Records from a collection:
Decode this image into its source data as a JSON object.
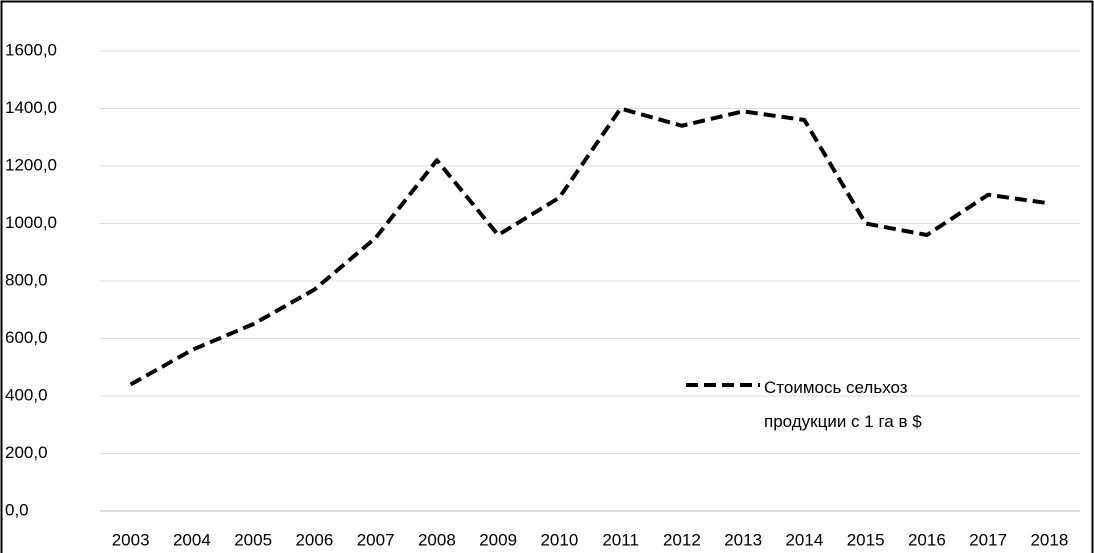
{
  "chart_data": {
    "type": "line",
    "categories": [
      "2003",
      "2004",
      "2005",
      "2006",
      "2007",
      "2008",
      "2009",
      "2010",
      "2011",
      "2012",
      "2013",
      "2014",
      "2015",
      "2016",
      "2017",
      "2018"
    ],
    "series": [
      {
        "name": "Стоимось сельхоз продукции с 1 га в $",
        "color": "#000000",
        "values": [
          440,
          560,
          650,
          770,
          950,
          1220,
          960,
          1090,
          1400,
          1340,
          1390,
          1360,
          1000,
          960,
          1100,
          1070
        ]
      }
    ],
    "ylim": [
      0,
      1600
    ],
    "yticks": [
      {
        "value": 0,
        "label": "0,0"
      },
      {
        "value": 200,
        "label": "200,0"
      },
      {
        "value": 400,
        "label": "400,0"
      },
      {
        "value": 600,
        "label": "600,0"
      },
      {
        "value": 800,
        "label": "800,0"
      },
      {
        "value": 1000,
        "label": "1000,0"
      },
      {
        "value": 1200,
        "label": "1200,0"
      },
      {
        "value": 1400,
        "label": "1400,0"
      },
      {
        "value": 1600,
        "label": "1600,0"
      }
    ],
    "grid": true
  }
}
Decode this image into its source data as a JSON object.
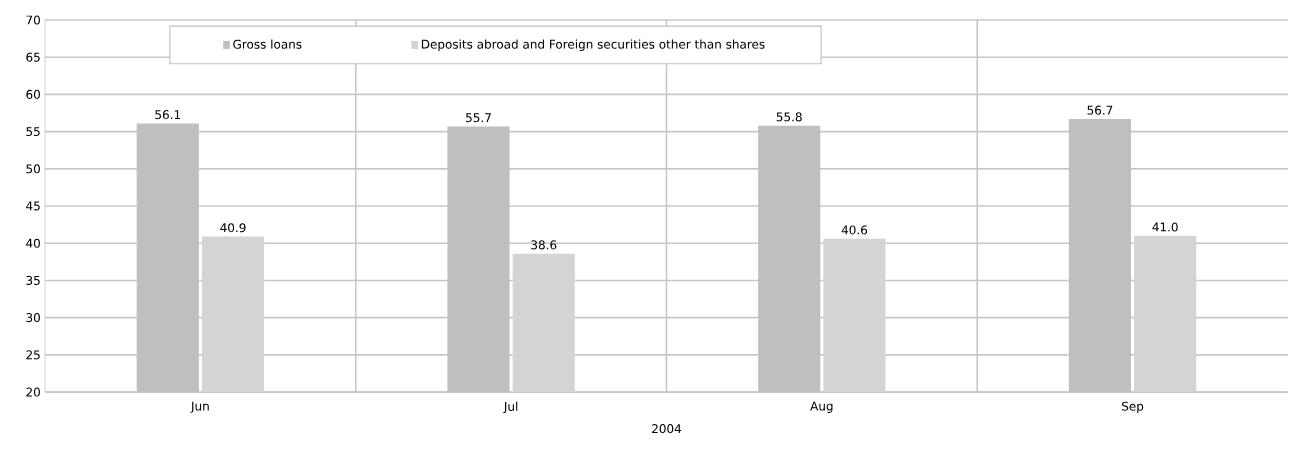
{
  "chart_data": {
    "type": "bar",
    "xlabel": "2004",
    "categories": [
      "Jun",
      "Jul",
      "Aug",
      "Sep"
    ],
    "series": [
      {
        "name": "Gross loans",
        "color": "#bfbfbf",
        "values": [
          56.1,
          55.7,
          55.8,
          56.7
        ],
        "value_labels": [
          "56.1",
          "55.7",
          "55.8",
          "56.7"
        ]
      },
      {
        "name": "Deposits abroad and Foreign securities other than shares",
        "color": "#d4d4d4",
        "values": [
          40.9,
          38.6,
          40.6,
          41.0
        ],
        "value_labels": [
          "40.9",
          "38.6",
          "40.6",
          "41.0"
        ]
      }
    ],
    "ylim": [
      20,
      70
    ],
    "yticks": [
      20,
      25,
      30,
      35,
      40,
      45,
      50,
      55,
      60,
      65,
      70
    ],
    "grid": true,
    "legend": "top"
  }
}
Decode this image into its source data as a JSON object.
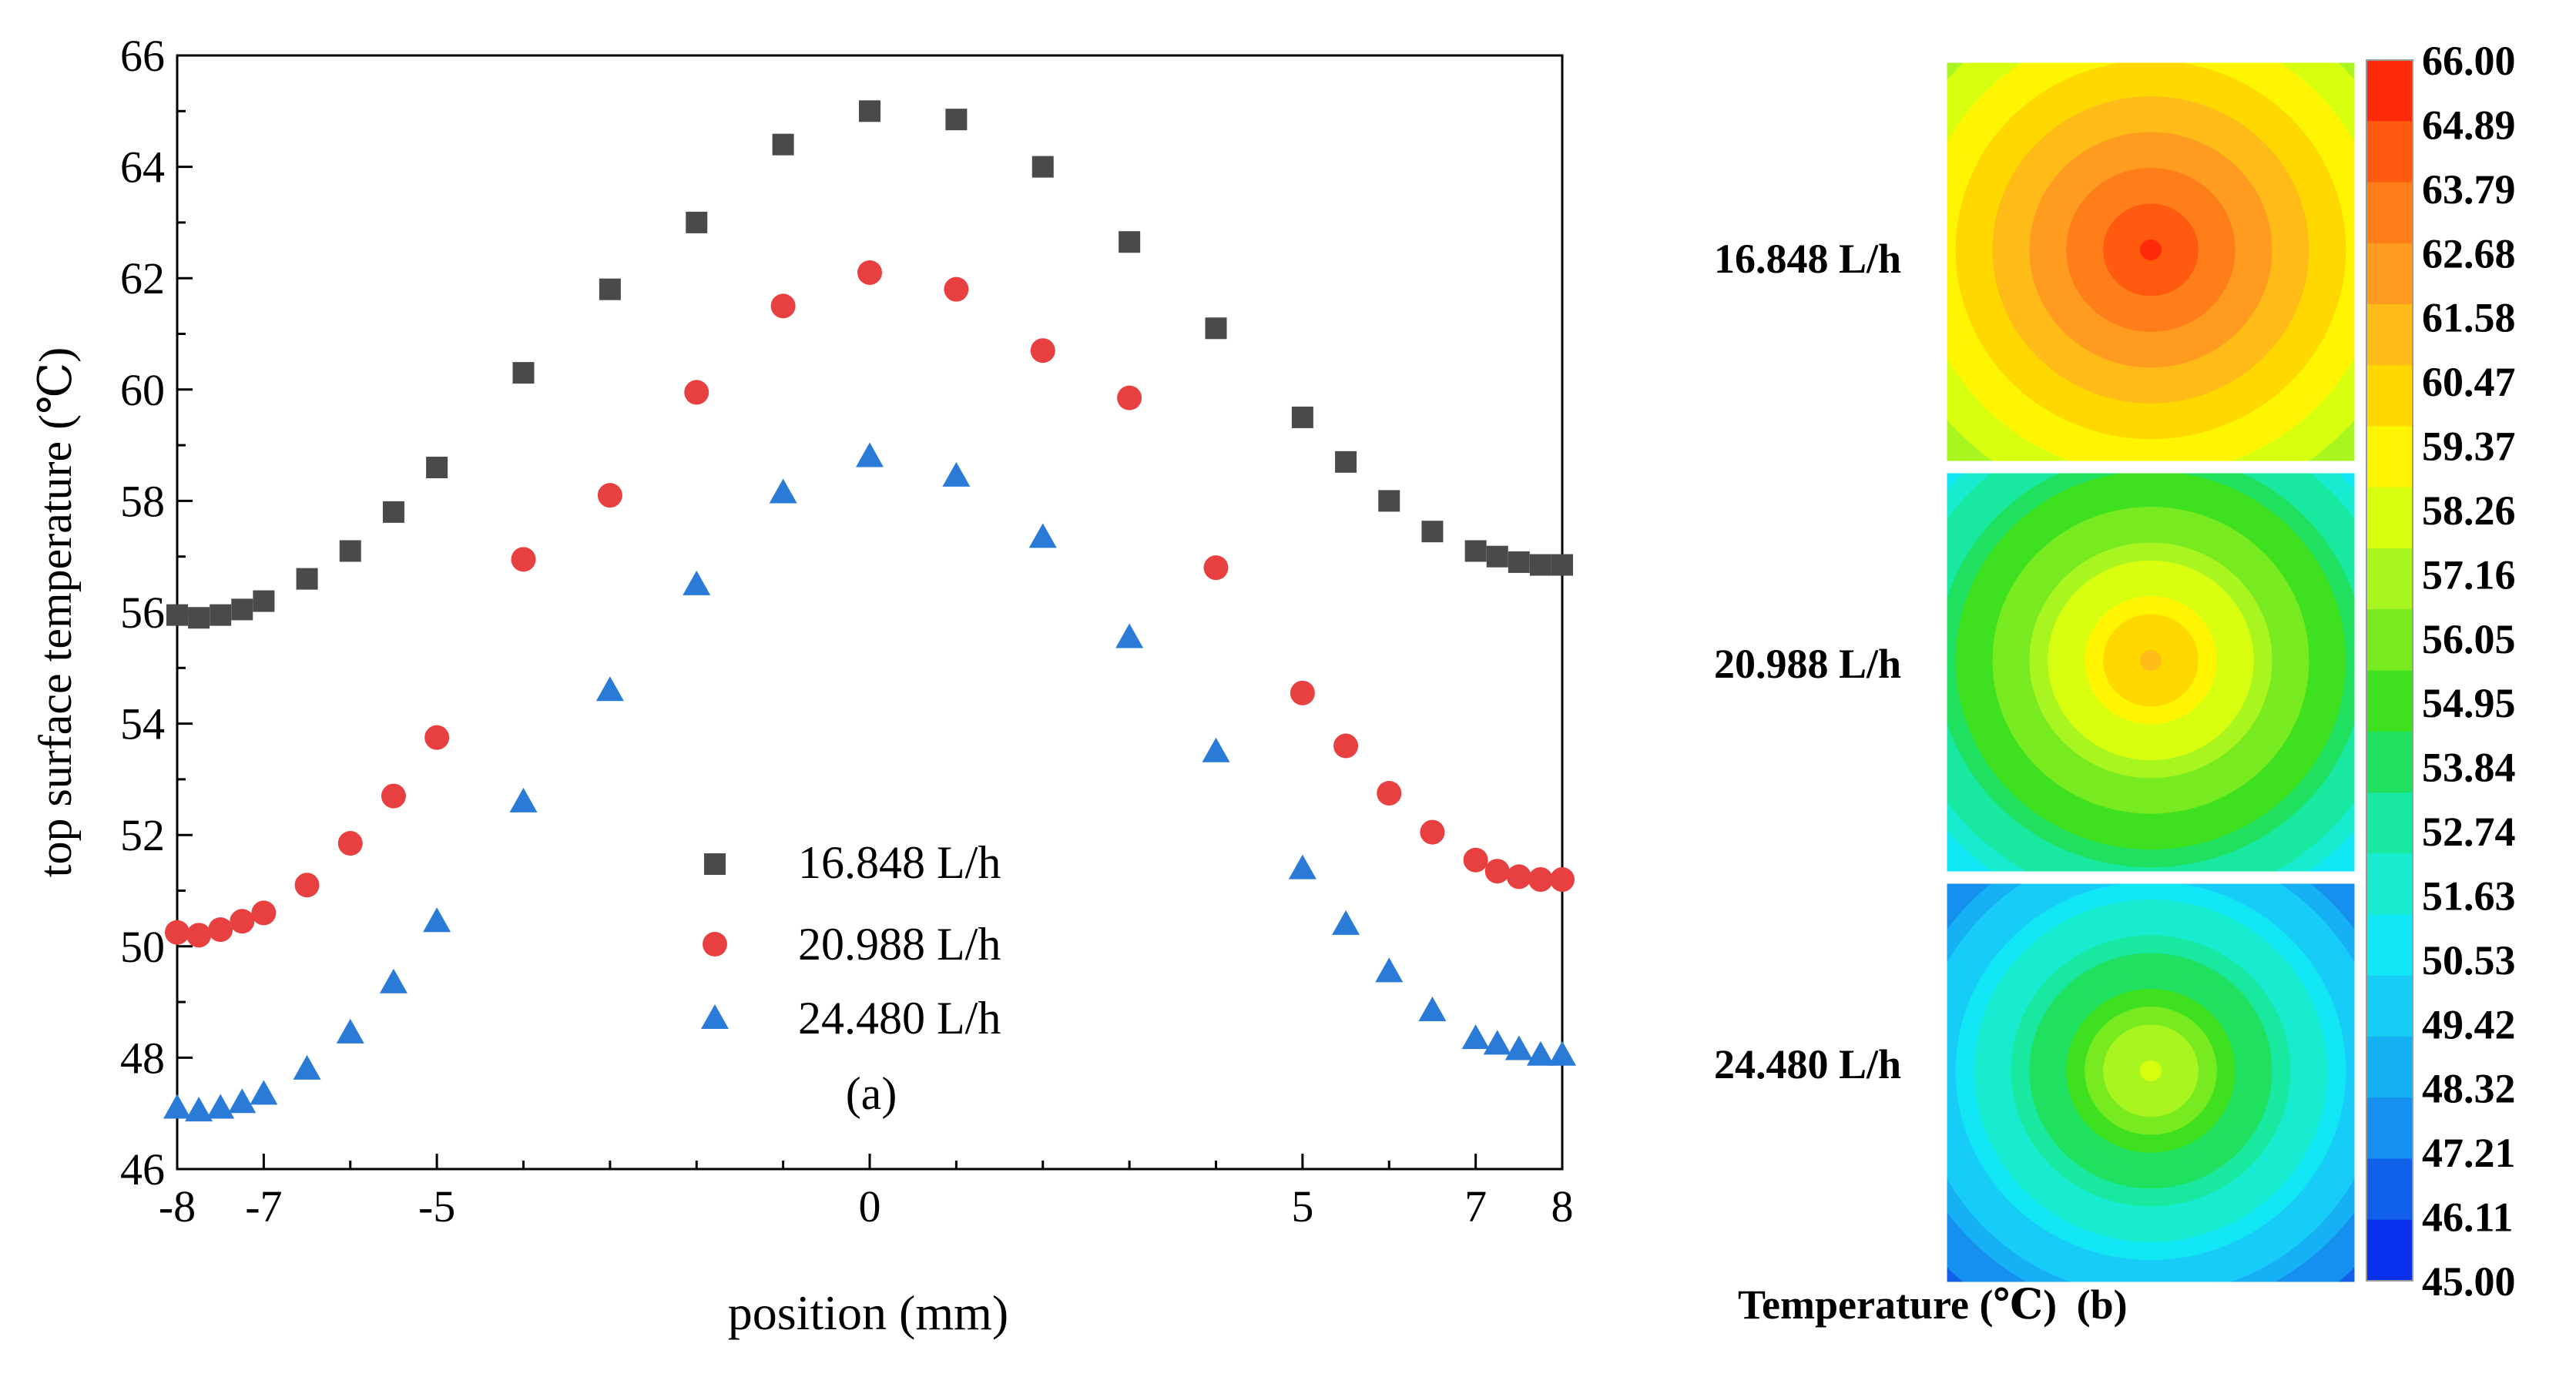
{
  "chart_data": [
    {
      "type": "scatter",
      "panel_label": "(a)",
      "title": "",
      "xlabel": "position (mm)",
      "ylabel": "top surface temperature (℃)",
      "xlim": [
        -8,
        8
      ],
      "ylim": [
        46,
        66
      ],
      "xticks": [
        -8,
        -7,
        -5,
        0,
        5,
        7,
        8
      ],
      "yticks": [
        46,
        48,
        50,
        52,
        54,
        56,
        58,
        60,
        62,
        64,
        66
      ],
      "grid": false,
      "legend_position": "bottom-center",
      "series": [
        {
          "name": "16.848 L/h",
          "marker": "square",
          "color": "#4a4a4a",
          "x": [
            -8,
            -7.75,
            -7.5,
            -7.25,
            -7,
            -6.5,
            -6,
            -5.5,
            -5,
            -4,
            -3,
            -2,
            -1,
            0,
            1,
            2,
            3,
            4,
            5,
            5.5,
            6,
            6.5,
            7,
            7.25,
            7.5,
            7.75,
            8
          ],
          "y": [
            55.95,
            55.9,
            55.95,
            56.05,
            56.2,
            56.6,
            57.1,
            57.8,
            58.6,
            60.3,
            61.8,
            63.0,
            64.4,
            65.0,
            64.85,
            64.0,
            62.65,
            61.1,
            59.5,
            58.7,
            58.0,
            57.45,
            57.1,
            57.0,
            56.9,
            56.85,
            56.85
          ]
        },
        {
          "name": "20.988 L/h",
          "marker": "circle",
          "color": "#e84040",
          "x": [
            -8,
            -7.75,
            -7.5,
            -7.25,
            -7,
            -6.5,
            -6,
            -5.5,
            -5,
            -4,
            -3,
            -2,
            -1,
            0,
            1,
            2,
            3,
            4,
            5,
            5.5,
            6,
            6.5,
            7,
            7.25,
            7.5,
            7.75,
            8
          ],
          "y": [
            50.25,
            50.2,
            50.3,
            50.45,
            50.6,
            51.1,
            51.85,
            52.7,
            53.75,
            56.95,
            58.1,
            59.95,
            61.5,
            62.1,
            61.8,
            60.7,
            59.85,
            56.8,
            54.55,
            53.6,
            52.75,
            52.05,
            51.55,
            51.35,
            51.25,
            51.2,
            51.2
          ]
        },
        {
          "name": "24.480 L/h",
          "marker": "triangle",
          "color": "#2a7ad8",
          "x": [
            -8,
            -7.75,
            -7.5,
            -7.25,
            -7,
            -6.5,
            -6,
            -5.5,
            -5,
            -4,
            -3,
            -2,
            -1,
            0,
            1,
            2,
            3,
            4,
            5,
            5.5,
            6,
            6.5,
            7,
            7.25,
            7.5,
            7.75,
            8
          ],
          "y": [
            47.1,
            47.05,
            47.1,
            47.2,
            47.35,
            47.8,
            48.45,
            49.35,
            50.45,
            52.6,
            54.6,
            56.5,
            58.15,
            58.8,
            58.45,
            57.35,
            55.55,
            53.5,
            51.4,
            50.4,
            49.55,
            48.85,
            48.35,
            48.25,
            48.15,
            48.05,
            48.05
          ]
        }
      ]
    },
    {
      "type": "heatmap",
      "panel_label": "(b)",
      "colorbar_title": "Temperature (℃)",
      "colorbar_min": 45.0,
      "colorbar_max": 66.0,
      "colorbar_tick_labels": [
        "66.00",
        "64.89",
        "63.79",
        "62.68",
        "61.58",
        "60.47",
        "59.37",
        "58.26",
        "57.16",
        "56.05",
        "54.95",
        "53.84",
        "52.74",
        "51.63",
        "50.53",
        "49.42",
        "48.32",
        "47.21",
        "46.11",
        "45.00"
      ],
      "colorbar_colors": [
        "#ff2a0a",
        "#ff5a10",
        "#ff7e1a",
        "#ff9c20",
        "#ffbb18",
        "#ffd800",
        "#fff500",
        "#d8ff10",
        "#a8f520",
        "#78ea20",
        "#3ee020",
        "#20e060",
        "#18e8a0",
        "#18ecd0",
        "#10e6f4",
        "#18ccf8",
        "#16b0f4",
        "#1690ee",
        "#1060ea",
        "#0830ee"
      ],
      "maps": [
        {
          "label": "16.848 L/h",
          "peak_temperature": 65.2,
          "edge_temperature": 56.6
        },
        {
          "label": "20.988 L/h",
          "peak_temperature": 61.0,
          "edge_temperature": 50.6
        },
        {
          "label": "24.480 L/h",
          "peak_temperature": 58.0,
          "edge_temperature": 46.6
        }
      ]
    }
  ]
}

◆ **Stated task**:
Without including any pictures, output all the entries above exactly.

◆ **Response to the exercise**:
Decode this image into its source data as a JSON object.
{
  "chart_data": {
    "type": "line",
    "categories": [
      "2003",
      "2004",
      "2005",
      "2006",
      "2007",
      "2008",
      "2009",
      "2010",
      "2011",
      "2012",
      "2013",
      "2014",
      "2015",
      "2016",
      "2017",
      "2018"
    ],
    "series": [
      {
        "name": "Стоимось сельхоз продукции с 1 га в $",
        "color": "#000000",
        "values": [
          440,
          560,
          650,
          770,
          950,
          1220,
          960,
          1090,
          1400,
          1340,
          1390,
          1360,
          1000,
          960,
          1100,
          1070
        ]
      }
    ],
    "ylim": [
      0,
      1600
    ],
    "yticks": [
      {
        "value": 0,
        "label": "0,0"
      },
      {
        "value": 200,
        "label": "200,0"
      },
      {
        "value": 400,
        "label": "400,0"
      },
      {
        "value": 600,
        "label": "600,0"
      },
      {
        "value": 800,
        "label": "800,0"
      },
      {
        "value": 1000,
        "label": "1000,0"
      },
      {
        "value": 1200,
        "label": "1200,0"
      },
      {
        "value": 1400,
        "label": "1400,0"
      },
      {
        "value": 1600,
        "label": "1600,0"
      }
    ],
    "grid": true
  }
}
Decode this image into its source data as a JSON object.
{
  "chart_data": {
    "type": "bar",
    "xlabel": "2004",
    "categories": [
      "Jun",
      "Jul",
      "Aug",
      "Sep"
    ],
    "series": [
      {
        "name": "Gross loans",
        "color": "#bfbfbf",
        "values": [
          56.1,
          55.7,
          55.8,
          56.7
        ],
        "value_labels": [
          "56.1",
          "55.7",
          "55.8",
          "56.7"
        ]
      },
      {
        "name": "Deposits abroad and Foreign securities other than shares",
        "color": "#d4d4d4",
        "values": [
          40.9,
          38.6,
          40.6,
          41.0
        ],
        "value_labels": [
          "40.9",
          "38.6",
          "40.6",
          "41.0"
        ]
      }
    ],
    "ylim": [
      20,
      70
    ],
    "yticks": [
      20,
      25,
      30,
      35,
      40,
      45,
      50,
      55,
      60,
      65,
      70
    ],
    "grid": true,
    "legend": "top"
  }
}
Decode this image into its source data as a JSON object.
{
  "chart_data": [
    {
      "type": "scatter",
      "panel_label": "(a)",
      "title": "",
      "xlabel": "position (mm)",
      "ylabel": "top surface temperature (℃)",
      "xlim": [
        -8,
        8
      ],
      "ylim": [
        46,
        66
      ],
      "xticks": [
        -8,
        -7,
        -5,
        0,
        5,
        7,
        8
      ],
      "yticks": [
        46,
        48,
        50,
        52,
        54,
        56,
        58,
        60,
        62,
        64,
        66
      ],
      "grid": false,
      "legend_position": "bottom-center",
      "series": [
        {
          "name": "16.848 L/h",
          "marker": "square",
          "color": "#4a4a4a",
          "x": [
            -8,
            -7.75,
            -7.5,
            -7.25,
            -7,
            -6.5,
            -6,
            -5.5,
            -5,
            -4,
            -3,
            -2,
            -1,
            0,
            1,
            2,
            3,
            4,
            5,
            5.5,
            6,
            6.5,
            7,
            7.25,
            7.5,
            7.75,
            8
          ],
          "y": [
            55.95,
            55.9,
            55.95,
            56.05,
            56.2,
            56.6,
            57.1,
            57.8,
            58.6,
            60.3,
            61.8,
            63.0,
            64.4,
            65.0,
            64.85,
            64.0,
            62.65,
            61.1,
            59.5,
            58.7,
            58.0,
            57.45,
            57.1,
            57.0,
            56.9,
            56.85,
            56.85
          ]
        },
        {
          "name": "20.988 L/h",
          "marker": "circle",
          "color": "#e84040",
          "x": [
            -8,
            -7.75,
            -7.5,
            -7.25,
            -7,
            -6.5,
            -6,
            -5.5,
            -5,
            -4,
            -3,
            -2,
            -1,
            0,
            1,
            2,
            3,
            4,
            5,
            5.5,
            6,
            6.5,
            7,
            7.25,
            7.5,
            7.75,
            8
          ],
          "y": [
            50.25,
            50.2,
            50.3,
            50.45,
            50.6,
            51.1,
            51.85,
            52.7,
            53.75,
            56.95,
            58.1,
            59.95,
            61.5,
            62.1,
            61.8,
            60.7,
            59.85,
            56.8,
            54.55,
            53.6,
            52.75,
            52.05,
            51.55,
            51.35,
            51.25,
            51.2,
            51.2
          ]
        },
        {
          "name": "24.480 L/h",
          "marker": "triangle",
          "color": "#2a7ad8",
          "x": [
            -8,
            -7.75,
            -7.5,
            -7.25,
            -7,
            -6.5,
            -6,
            -5.5,
            -5,
            -4,
            -3,
            -2,
            -1,
            0,
            1,
            2,
            3,
            4,
            5,
            5.5,
            6,
            6.5,
            7,
            7.25,
            7.5,
            7.75,
            8
          ],
          "y": [
            47.1,
            47.05,
            47.1,
            47.2,
            47.35,
            47.8,
            48.45,
            49.35,
            50.45,
            52.6,
            54.6,
            56.5,
            58.15,
            58.8,
            58.45,
            57.35,
            55.55,
            53.5,
            51.4,
            50.4,
            49.55,
            48.85,
            48.35,
            48.25,
            48.15,
            48.05,
            48.05
          ]
        }
      ]
    },
    {
      "type": "heatmap",
      "panel_label": "(b)",
      "colorbar_title": "Temperature (℃)",
      "colorbar_min": 45.0,
      "colorbar_max": 66.0,
      "colorbar_tick_labels": [
        "66.00",
        "64.89",
        "63.79",
        "62.68",
        "61.58",
        "60.47",
        "59.37",
        "58.26",
        "57.16",
        "56.05",
        "54.95",
        "53.84",
        "52.74",
        "51.63",
        "50.53",
        "49.42",
        "48.32",
        "47.21",
        "46.11",
        "45.00"
      ],
      "colorbar_colors": [
        "#ff2a0a",
        "#ff5a10",
        "#ff7e1a",
        "#ff9c20",
        "#ffbb18",
        "#ffd800",
        "#fff500",
        "#d8ff10",
        "#a8f520",
        "#78ea20",
        "#3ee020",
        "#20e060",
        "#18e8a0",
        "#18ecd0",
        "#10e6f4",
        "#18ccf8",
        "#16b0f4",
        "#1690ee",
        "#1060ea",
        "#0830ee"
      ],
      "maps": [
        {
          "label": "16.848 L/h",
          "peak_temperature": 65.2,
          "edge_temperature": 56.6
        },
        {
          "label": "20.988 L/h",
          "peak_temperature": 61.0,
          "edge_temperature": 50.6
        },
        {
          "label": "24.480 L/h",
          "peak_temperature": 58.0,
          "edge_temperature": 46.6
        }
      ]
    }
  ]
}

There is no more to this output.